Dataset entries on figures:
** Start **
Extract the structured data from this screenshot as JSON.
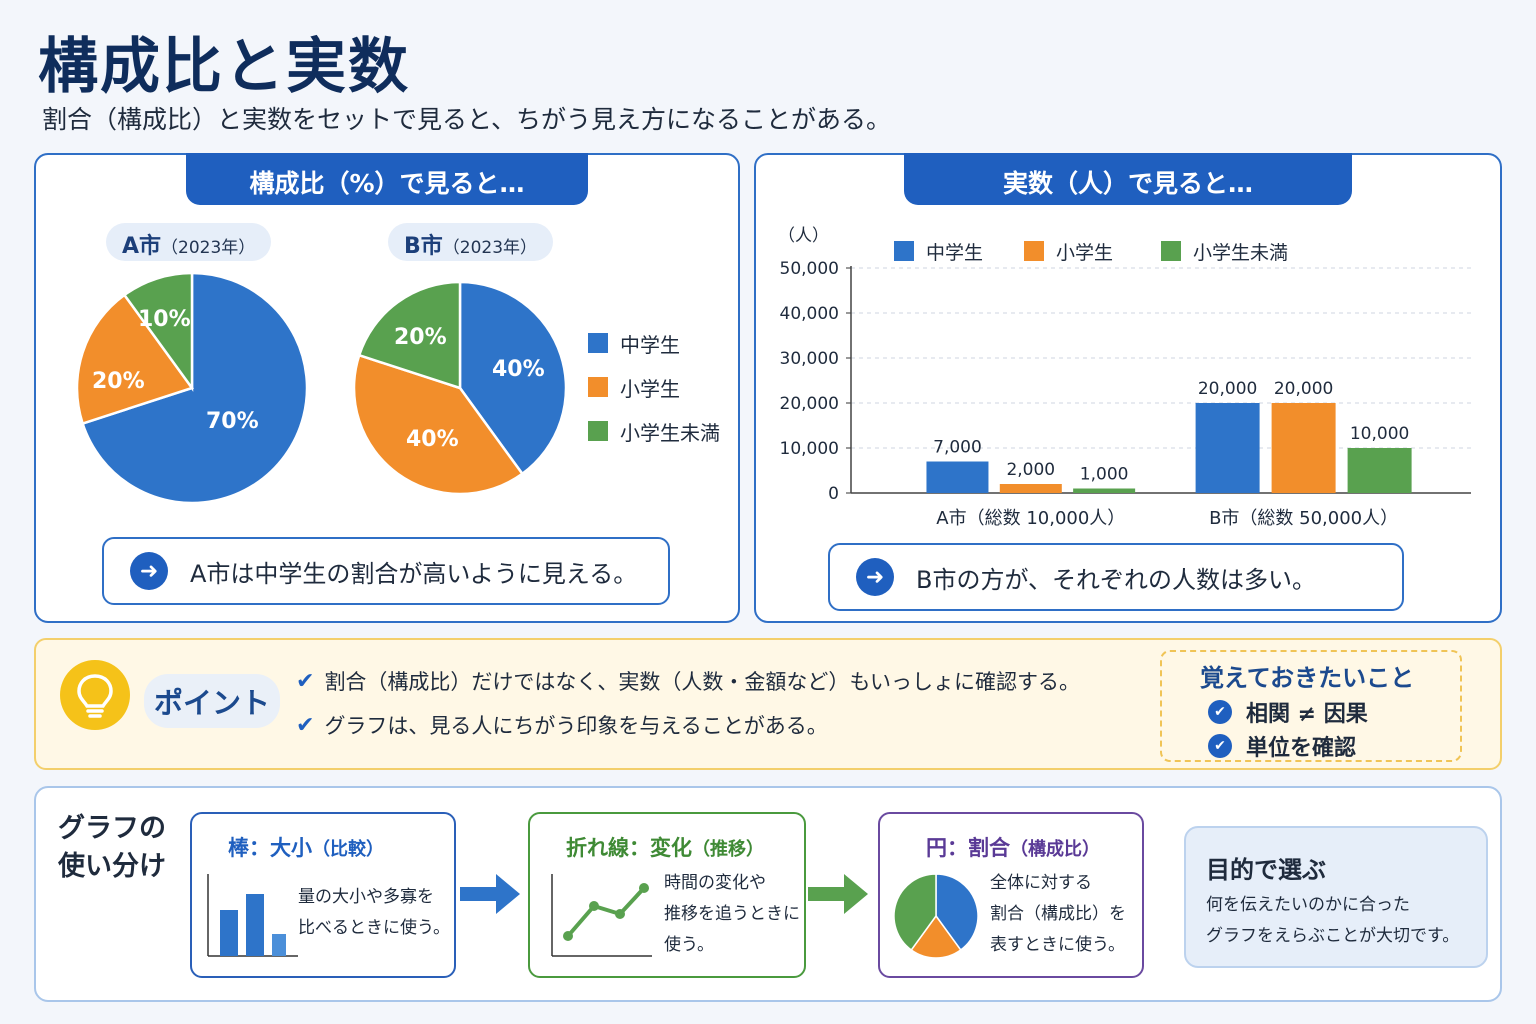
{
  "title": "構成比と実数",
  "subtitle": "割合（構成比）と実数をセットで見ると、ちがう見え方になることがある。",
  "colors": {
    "junior_high": "#2e74c9",
    "elementary": "#f28e2b",
    "under_elementary": "#59a14f",
    "accent": "#1f5fbf"
  },
  "left_panel": {
    "title": "構成比（%）で見ると…",
    "city_a": {
      "name": "A市",
      "year": "（2023年）"
    },
    "city_b": {
      "name": "B市",
      "year": "（2023年）"
    },
    "legend": [
      "中学生",
      "小学生",
      "小学生未満"
    ],
    "callout": "A市は中学生の割合が高いように見える。"
  },
  "right_panel": {
    "title": "実数（人）で見ると…",
    "unit": "（人）",
    "legend": [
      "中学生",
      "小学生",
      "小学生未満"
    ],
    "callout": "B市の方が、それぞれの人数は多い。"
  },
  "chart_data": [
    {
      "type": "pie",
      "title": "A市（2023年）",
      "categories": [
        "中学生",
        "小学生",
        "小学生未満"
      ],
      "values": [
        70,
        20,
        10
      ],
      "labels": [
        "70%",
        "20%",
        "10%"
      ]
    },
    {
      "type": "pie",
      "title": "B市（2023年）",
      "categories": [
        "中学生",
        "小学生",
        "小学生未満"
      ],
      "values": [
        40,
        40,
        20
      ],
      "labels": [
        "40%",
        "40%",
        "20%"
      ]
    },
    {
      "type": "bar",
      "categories": [
        "A市（総数 10,000人）",
        "B市（総数 50,000人）"
      ],
      "series": [
        {
          "name": "中学生",
          "values": [
            7000,
            20000
          ]
        },
        {
          "name": "小学生",
          "values": [
            2000,
            20000
          ]
        },
        {
          "name": "小学生未満",
          "values": [
            1000,
            10000
          ]
        }
      ],
      "value_labels": [
        [
          "7,000",
          "20,000"
        ],
        [
          "2,000",
          "20,000"
        ],
        [
          "1,000",
          "10,000"
        ]
      ],
      "ylabel": "（人）",
      "ylim": [
        0,
        50000
      ],
      "yticks": [
        "0",
        "10,000",
        "20,000",
        "30,000",
        "40,000",
        "50,000"
      ],
      "grid": true,
      "legend_position": "top"
    }
  ],
  "point": {
    "label": "ポイント",
    "items": [
      "割合（構成比）だけではなく、実数（人数・金額など）もいっしょに確認する。",
      "グラフは、見る人にちがう印象を与えることがある。"
    ],
    "memo_title": "覚えておきたいこと",
    "memo_items": [
      "相関 ≠ 因果",
      "単位を確認"
    ]
  },
  "usage": {
    "heading_line1": "グラフの",
    "heading_line2": "使い分け",
    "bar": {
      "title": "棒：大小",
      "title_sub": "（比較）",
      "text": "量の大小や多寡を\n比べるときに使う。"
    },
    "line": {
      "title": "折れ線：変化",
      "title_sub": "（推移）",
      "text": "時間の変化や\n推移を追うときに\n使う。"
    },
    "pie": {
      "title": "円：割合",
      "title_sub": "（構成比）",
      "text": "全体に対する\n割合（構成比）を\n表すときに使う。"
    },
    "goal_title": "目的で選ぶ",
    "goal_text": "何を伝えたいのかに合った\nグラフをえらぶことが大切です。"
  }
}
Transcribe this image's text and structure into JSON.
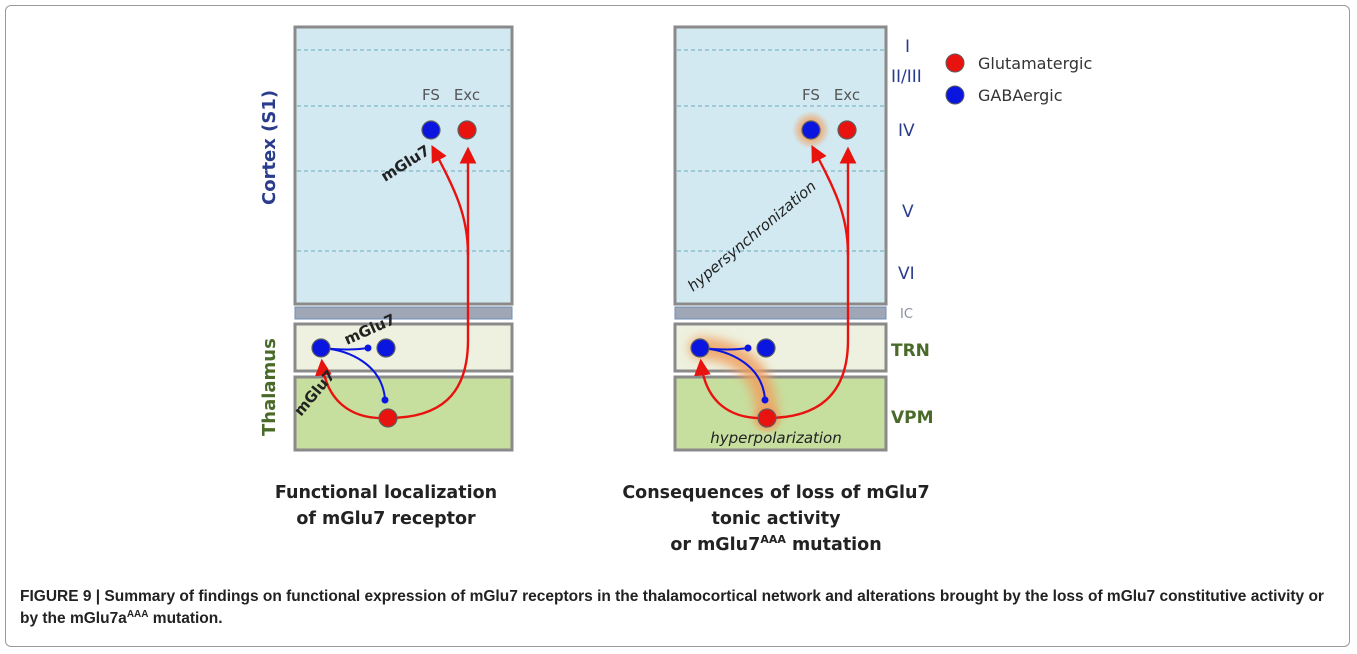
** End **
• TASK:
Copy every line above that holds the word "this".

• EXERCISE RESPONSE:
Extract the structured data from this screenshot as JSON.
Transcribe this image's text and structure into JSON.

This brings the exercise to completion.